» **Task requirements**: Go through the listing below. Copy each line that has the string "cytosolic".

» **Supplied records**:
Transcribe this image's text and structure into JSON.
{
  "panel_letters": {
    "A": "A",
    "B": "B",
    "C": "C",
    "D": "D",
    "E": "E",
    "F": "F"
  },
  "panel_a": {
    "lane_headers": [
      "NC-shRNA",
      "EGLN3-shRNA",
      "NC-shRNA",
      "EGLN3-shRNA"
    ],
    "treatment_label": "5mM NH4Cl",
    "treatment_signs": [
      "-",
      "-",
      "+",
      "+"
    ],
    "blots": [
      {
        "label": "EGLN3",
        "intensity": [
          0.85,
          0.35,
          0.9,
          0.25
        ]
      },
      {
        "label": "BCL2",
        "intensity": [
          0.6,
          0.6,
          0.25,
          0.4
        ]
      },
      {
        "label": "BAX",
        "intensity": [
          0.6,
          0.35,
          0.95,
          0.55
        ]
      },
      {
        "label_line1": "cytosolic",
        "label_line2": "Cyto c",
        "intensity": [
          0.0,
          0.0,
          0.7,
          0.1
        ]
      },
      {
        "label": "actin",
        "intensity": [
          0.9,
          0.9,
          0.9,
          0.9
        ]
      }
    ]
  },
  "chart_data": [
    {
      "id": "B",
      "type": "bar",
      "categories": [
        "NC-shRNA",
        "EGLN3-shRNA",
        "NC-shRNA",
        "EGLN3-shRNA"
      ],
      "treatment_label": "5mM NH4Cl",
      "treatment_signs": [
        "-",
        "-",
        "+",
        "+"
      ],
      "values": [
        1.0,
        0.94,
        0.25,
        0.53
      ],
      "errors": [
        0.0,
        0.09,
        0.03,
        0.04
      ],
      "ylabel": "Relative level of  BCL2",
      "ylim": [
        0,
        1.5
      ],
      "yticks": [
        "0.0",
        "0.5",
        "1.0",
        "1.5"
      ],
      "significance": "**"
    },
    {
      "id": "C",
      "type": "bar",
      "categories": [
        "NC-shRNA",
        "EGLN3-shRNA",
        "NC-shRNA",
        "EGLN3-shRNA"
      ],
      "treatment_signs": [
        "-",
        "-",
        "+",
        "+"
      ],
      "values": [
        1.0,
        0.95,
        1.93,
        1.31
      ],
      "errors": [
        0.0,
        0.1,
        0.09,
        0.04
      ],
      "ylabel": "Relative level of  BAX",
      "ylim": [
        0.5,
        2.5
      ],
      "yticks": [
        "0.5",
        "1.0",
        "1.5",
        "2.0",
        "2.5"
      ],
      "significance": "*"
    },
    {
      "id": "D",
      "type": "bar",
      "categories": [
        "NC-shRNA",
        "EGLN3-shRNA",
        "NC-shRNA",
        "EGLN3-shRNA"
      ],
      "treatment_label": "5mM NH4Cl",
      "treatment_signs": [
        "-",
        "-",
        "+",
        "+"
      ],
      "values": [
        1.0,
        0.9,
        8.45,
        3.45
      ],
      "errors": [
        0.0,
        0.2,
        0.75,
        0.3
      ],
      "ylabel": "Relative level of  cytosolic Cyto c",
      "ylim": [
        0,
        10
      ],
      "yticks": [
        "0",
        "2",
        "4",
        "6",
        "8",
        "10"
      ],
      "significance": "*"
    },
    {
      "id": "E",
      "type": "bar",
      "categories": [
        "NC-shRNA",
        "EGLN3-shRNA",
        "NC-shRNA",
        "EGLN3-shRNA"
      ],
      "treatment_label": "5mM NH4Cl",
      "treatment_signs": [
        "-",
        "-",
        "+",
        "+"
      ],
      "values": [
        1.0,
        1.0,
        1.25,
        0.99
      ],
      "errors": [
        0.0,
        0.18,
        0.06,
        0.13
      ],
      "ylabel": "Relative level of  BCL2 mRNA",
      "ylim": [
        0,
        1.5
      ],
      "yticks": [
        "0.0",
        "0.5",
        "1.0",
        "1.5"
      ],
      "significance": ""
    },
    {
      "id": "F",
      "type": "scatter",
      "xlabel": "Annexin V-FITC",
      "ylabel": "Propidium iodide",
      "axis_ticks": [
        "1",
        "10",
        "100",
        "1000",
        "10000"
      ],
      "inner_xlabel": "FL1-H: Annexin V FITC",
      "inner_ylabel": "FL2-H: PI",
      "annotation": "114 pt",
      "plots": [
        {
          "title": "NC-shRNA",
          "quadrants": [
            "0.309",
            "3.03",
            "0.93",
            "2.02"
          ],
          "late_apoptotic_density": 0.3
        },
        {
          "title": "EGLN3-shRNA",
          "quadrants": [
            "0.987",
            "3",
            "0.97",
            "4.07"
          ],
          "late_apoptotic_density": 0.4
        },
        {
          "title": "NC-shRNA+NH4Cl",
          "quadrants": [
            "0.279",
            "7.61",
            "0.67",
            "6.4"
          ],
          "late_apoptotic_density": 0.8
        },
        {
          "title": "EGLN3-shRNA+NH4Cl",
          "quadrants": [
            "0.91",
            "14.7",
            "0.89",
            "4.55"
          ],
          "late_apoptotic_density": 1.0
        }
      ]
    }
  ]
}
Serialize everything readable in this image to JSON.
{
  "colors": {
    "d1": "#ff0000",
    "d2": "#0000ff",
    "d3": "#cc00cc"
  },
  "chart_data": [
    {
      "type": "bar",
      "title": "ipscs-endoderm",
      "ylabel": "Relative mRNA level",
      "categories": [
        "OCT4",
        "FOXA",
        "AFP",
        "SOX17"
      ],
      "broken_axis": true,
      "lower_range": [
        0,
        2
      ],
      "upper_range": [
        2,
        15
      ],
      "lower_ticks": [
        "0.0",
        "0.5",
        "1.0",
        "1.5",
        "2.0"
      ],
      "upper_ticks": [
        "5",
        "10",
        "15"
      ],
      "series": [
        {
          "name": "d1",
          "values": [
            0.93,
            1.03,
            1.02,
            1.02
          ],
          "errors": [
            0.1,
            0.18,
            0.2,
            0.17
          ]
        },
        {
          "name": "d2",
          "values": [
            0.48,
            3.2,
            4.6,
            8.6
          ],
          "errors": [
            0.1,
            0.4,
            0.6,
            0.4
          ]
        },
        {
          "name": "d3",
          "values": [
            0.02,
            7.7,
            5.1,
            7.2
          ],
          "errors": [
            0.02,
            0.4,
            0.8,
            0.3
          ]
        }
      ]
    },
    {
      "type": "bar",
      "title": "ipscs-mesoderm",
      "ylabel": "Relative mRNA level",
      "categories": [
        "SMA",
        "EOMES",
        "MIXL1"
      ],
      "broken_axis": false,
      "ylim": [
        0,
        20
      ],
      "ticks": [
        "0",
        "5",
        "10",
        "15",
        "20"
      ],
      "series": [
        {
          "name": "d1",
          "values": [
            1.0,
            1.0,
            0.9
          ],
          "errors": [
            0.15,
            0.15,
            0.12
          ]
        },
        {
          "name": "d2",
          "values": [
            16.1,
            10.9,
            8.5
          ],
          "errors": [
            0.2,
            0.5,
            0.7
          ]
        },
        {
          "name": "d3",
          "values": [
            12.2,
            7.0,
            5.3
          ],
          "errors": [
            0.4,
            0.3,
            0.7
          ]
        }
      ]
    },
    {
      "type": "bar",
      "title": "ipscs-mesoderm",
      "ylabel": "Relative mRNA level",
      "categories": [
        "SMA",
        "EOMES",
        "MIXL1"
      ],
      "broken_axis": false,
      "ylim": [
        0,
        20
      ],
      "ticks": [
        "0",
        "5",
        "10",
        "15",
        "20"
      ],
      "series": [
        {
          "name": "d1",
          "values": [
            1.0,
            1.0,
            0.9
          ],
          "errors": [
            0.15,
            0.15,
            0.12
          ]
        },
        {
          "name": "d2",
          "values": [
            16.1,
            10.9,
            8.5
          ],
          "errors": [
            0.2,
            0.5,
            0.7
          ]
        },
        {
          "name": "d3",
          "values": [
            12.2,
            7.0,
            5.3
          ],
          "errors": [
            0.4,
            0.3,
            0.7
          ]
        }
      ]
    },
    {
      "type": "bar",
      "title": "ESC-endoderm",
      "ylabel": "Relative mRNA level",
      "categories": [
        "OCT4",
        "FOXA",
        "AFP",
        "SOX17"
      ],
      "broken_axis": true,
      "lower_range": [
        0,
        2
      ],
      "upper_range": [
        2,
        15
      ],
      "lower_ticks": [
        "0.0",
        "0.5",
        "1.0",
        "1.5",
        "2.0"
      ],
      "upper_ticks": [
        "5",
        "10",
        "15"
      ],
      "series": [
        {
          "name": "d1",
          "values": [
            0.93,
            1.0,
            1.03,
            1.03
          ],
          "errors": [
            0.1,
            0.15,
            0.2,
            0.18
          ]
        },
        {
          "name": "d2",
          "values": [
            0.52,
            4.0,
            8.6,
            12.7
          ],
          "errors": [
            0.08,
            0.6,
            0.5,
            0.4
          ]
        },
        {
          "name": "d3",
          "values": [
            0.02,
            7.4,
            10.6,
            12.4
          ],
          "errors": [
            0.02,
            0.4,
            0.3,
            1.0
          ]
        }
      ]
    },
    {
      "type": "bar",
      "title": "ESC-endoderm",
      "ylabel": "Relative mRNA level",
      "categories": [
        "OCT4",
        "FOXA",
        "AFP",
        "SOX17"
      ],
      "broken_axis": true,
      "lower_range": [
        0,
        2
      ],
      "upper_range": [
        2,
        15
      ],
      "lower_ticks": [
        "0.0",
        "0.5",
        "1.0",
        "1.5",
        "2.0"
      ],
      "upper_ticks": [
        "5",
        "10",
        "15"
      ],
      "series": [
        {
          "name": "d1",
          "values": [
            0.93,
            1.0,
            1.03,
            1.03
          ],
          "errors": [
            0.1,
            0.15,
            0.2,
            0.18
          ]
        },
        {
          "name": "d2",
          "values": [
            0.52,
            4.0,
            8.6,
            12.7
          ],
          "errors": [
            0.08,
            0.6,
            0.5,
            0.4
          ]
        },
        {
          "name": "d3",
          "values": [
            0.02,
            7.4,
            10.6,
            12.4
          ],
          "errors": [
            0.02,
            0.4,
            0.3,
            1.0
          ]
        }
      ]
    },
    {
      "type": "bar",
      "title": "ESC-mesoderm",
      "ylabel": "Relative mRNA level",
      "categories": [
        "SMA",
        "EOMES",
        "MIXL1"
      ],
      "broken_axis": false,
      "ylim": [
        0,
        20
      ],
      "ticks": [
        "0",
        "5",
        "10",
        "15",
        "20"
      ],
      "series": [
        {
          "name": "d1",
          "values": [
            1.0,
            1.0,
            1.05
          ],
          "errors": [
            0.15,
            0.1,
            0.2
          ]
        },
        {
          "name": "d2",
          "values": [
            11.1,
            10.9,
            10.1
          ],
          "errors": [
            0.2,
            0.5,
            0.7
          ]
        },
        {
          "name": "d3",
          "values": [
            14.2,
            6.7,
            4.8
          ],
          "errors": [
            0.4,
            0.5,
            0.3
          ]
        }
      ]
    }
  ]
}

» **Answer section**:
        "label_line1": "cytosolic",
      "ylabel": "Relative level of  cytosolic Cyto c",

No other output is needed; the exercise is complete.